▸ **Records shown**:
::::::
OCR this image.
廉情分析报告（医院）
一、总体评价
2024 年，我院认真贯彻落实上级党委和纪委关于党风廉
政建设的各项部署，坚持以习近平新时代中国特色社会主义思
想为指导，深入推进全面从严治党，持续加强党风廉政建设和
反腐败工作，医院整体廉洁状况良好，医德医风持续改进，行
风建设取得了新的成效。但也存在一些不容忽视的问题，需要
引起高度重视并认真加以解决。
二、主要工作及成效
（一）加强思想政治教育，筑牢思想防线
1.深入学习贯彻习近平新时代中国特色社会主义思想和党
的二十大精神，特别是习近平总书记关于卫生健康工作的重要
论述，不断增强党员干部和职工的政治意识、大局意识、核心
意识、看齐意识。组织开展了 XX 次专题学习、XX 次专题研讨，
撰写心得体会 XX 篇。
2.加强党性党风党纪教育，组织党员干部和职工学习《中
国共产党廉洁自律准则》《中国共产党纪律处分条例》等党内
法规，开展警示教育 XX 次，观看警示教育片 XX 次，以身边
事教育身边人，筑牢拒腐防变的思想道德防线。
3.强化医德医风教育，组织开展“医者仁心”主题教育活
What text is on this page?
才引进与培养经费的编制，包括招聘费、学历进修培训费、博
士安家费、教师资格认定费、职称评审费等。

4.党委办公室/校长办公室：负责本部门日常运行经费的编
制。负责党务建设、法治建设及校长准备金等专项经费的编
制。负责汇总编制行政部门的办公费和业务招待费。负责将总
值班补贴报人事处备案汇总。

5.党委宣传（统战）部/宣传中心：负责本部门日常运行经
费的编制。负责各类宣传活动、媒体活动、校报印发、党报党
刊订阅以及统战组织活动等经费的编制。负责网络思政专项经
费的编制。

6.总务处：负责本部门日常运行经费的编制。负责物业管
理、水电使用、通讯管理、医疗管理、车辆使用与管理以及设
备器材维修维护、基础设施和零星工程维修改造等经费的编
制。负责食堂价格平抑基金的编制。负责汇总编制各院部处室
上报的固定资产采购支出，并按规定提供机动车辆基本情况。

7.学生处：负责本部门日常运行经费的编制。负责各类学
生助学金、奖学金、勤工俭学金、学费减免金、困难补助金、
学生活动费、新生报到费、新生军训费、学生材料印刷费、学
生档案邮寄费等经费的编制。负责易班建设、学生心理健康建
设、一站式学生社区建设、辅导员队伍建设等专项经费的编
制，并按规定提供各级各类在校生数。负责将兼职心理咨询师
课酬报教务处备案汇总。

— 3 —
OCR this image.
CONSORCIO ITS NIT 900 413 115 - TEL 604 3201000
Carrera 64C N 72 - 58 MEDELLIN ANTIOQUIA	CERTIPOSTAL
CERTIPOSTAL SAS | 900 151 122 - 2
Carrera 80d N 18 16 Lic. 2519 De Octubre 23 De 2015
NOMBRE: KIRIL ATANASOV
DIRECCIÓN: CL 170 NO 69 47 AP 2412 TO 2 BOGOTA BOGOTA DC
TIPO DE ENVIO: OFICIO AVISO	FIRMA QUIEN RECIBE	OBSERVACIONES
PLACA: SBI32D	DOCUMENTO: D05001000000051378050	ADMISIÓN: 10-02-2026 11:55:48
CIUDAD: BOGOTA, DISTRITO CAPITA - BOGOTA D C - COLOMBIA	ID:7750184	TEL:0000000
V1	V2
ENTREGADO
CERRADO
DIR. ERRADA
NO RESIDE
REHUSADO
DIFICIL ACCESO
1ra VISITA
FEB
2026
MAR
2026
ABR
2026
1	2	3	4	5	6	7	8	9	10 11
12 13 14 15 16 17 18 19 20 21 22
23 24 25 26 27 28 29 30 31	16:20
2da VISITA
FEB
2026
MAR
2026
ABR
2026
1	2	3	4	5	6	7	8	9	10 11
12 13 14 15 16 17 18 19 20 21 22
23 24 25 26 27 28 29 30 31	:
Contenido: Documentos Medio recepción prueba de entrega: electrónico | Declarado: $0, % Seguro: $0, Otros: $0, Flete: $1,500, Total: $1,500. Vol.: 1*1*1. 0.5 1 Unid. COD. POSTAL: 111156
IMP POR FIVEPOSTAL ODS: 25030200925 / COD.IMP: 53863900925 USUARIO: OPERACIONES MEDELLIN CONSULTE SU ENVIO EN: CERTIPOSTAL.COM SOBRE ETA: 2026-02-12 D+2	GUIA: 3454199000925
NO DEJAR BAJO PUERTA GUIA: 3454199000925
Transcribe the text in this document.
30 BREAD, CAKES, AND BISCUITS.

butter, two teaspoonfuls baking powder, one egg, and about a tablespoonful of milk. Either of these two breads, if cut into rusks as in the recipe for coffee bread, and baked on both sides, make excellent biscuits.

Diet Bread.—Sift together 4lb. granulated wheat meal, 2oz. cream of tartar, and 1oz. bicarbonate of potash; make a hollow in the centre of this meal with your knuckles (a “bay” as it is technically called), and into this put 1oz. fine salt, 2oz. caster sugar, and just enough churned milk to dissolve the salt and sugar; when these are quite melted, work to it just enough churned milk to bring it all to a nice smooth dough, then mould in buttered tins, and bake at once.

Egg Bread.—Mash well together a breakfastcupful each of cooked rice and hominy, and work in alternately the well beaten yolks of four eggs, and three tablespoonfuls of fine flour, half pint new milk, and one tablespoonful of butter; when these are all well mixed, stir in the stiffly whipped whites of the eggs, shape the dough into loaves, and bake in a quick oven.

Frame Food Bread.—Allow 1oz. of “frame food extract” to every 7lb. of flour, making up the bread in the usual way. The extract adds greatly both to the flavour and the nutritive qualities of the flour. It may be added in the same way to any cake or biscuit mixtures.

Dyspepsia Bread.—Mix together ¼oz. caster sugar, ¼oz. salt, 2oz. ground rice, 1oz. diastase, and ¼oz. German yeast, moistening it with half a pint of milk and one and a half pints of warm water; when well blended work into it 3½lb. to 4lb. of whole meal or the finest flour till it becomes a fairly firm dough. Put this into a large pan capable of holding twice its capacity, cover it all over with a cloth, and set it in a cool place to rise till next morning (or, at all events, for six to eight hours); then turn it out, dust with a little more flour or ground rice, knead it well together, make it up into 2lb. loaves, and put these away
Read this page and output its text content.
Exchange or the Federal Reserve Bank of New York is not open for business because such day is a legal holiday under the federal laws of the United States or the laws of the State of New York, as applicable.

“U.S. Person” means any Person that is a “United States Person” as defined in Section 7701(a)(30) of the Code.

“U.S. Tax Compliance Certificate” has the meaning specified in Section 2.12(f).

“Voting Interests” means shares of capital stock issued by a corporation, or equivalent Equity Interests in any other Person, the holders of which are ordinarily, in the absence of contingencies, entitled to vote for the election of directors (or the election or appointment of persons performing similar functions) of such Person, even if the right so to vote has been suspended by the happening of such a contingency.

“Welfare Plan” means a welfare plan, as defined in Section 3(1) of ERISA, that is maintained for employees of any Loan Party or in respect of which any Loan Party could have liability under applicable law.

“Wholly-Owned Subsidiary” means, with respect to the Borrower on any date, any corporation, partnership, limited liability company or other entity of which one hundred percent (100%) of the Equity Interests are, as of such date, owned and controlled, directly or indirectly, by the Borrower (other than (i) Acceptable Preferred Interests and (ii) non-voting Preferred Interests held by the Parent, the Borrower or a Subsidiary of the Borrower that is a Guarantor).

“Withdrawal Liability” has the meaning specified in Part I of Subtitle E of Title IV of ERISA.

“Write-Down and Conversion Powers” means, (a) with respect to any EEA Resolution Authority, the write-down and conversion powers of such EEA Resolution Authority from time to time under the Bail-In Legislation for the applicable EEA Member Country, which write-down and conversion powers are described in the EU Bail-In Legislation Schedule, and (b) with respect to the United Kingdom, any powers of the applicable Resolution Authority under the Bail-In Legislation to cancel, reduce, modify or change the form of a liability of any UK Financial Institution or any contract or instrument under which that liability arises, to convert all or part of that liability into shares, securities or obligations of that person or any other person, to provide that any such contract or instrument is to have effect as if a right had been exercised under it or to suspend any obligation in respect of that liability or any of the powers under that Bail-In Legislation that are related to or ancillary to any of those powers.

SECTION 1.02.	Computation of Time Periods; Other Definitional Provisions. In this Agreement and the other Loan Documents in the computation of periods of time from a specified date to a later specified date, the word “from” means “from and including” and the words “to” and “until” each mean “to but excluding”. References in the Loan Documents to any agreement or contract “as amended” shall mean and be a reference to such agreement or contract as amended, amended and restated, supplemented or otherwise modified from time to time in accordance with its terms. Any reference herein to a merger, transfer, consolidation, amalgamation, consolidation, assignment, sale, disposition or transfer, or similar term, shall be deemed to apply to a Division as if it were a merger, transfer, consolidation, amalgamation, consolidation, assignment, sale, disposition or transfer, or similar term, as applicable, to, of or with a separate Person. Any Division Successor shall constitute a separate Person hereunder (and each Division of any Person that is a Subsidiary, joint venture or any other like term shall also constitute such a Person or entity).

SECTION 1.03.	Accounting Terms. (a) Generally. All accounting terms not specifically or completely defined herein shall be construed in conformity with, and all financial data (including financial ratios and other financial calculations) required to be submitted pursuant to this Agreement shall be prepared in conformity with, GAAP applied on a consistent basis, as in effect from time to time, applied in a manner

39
::::::
▸ **What is asked**: Only lines holding the string "meaning" are wanted; gather each one from the entries above.

▸ **Complete answer**:
“U.S. Tax Compliance Certificate” has the meaning specified in Section 2.12(f).
“Withdrawal Liability” has the meaning specified in Part I of Subtitle E of Title IV of ERISA.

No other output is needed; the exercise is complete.